[Structured page parsing data]
++++++++++++++++++++
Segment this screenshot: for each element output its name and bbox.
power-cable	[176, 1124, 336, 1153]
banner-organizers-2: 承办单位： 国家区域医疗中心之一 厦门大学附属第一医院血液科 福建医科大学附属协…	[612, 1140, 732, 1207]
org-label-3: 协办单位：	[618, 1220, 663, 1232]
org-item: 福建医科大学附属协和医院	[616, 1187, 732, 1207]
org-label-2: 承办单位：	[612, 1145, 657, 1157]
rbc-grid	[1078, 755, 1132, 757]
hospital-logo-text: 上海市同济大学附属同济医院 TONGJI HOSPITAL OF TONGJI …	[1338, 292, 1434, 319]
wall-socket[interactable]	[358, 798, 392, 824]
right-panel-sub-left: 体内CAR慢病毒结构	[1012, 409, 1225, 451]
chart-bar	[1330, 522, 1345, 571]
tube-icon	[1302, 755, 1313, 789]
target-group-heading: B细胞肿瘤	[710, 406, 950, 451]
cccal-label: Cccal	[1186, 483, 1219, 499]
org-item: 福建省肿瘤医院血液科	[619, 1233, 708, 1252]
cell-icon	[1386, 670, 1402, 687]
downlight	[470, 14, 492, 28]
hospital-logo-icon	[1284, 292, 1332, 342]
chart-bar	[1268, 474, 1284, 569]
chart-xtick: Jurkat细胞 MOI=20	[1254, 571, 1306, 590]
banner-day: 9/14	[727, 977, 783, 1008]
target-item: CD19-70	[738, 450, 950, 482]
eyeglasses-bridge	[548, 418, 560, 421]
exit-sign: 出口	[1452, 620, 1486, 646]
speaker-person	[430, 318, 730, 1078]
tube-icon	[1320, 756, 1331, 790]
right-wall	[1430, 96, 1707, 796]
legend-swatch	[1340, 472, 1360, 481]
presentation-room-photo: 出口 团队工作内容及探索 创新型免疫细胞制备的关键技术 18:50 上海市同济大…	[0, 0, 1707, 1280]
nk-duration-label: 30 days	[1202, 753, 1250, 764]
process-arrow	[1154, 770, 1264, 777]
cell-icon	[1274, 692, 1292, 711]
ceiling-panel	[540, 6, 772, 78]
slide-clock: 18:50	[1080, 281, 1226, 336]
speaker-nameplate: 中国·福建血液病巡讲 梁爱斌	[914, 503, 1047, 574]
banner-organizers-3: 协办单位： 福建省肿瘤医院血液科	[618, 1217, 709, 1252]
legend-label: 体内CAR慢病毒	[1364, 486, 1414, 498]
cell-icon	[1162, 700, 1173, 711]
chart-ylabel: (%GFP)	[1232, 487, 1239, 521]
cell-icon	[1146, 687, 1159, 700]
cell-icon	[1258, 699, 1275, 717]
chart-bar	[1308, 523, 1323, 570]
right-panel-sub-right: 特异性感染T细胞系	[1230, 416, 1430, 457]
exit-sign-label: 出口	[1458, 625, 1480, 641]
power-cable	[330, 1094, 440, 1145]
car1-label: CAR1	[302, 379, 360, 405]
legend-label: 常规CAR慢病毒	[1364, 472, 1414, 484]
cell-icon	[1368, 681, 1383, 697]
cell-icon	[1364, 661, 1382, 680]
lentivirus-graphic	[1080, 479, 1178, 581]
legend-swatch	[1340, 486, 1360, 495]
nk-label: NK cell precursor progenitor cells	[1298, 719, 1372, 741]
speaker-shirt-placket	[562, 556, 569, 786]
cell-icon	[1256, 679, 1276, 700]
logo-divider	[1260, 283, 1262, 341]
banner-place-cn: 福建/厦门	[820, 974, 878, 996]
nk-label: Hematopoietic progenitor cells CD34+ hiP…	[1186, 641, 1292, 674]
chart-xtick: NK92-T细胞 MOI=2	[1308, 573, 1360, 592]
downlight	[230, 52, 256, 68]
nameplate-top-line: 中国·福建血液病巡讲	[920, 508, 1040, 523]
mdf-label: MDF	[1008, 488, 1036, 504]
++++++++++++++++++++
All lines above containing the string "icon": copy each one.

tube-icon	[1302, 755, 1313, 789]
cell-icon	[1386, 670, 1402, 687]
hospital-logo-icon	[1284, 292, 1332, 342]
tube-icon	[1320, 756, 1331, 790]
cell-icon	[1274, 692, 1292, 711]
cell-icon	[1162, 700, 1173, 711]
cell-icon	[1146, 687, 1159, 700]
cell-icon	[1258, 699, 1275, 717]
cell-icon	[1368, 681, 1383, 697]
cell-icon	[1364, 661, 1382, 680]
cell-icon	[1256, 679, 1276, 700]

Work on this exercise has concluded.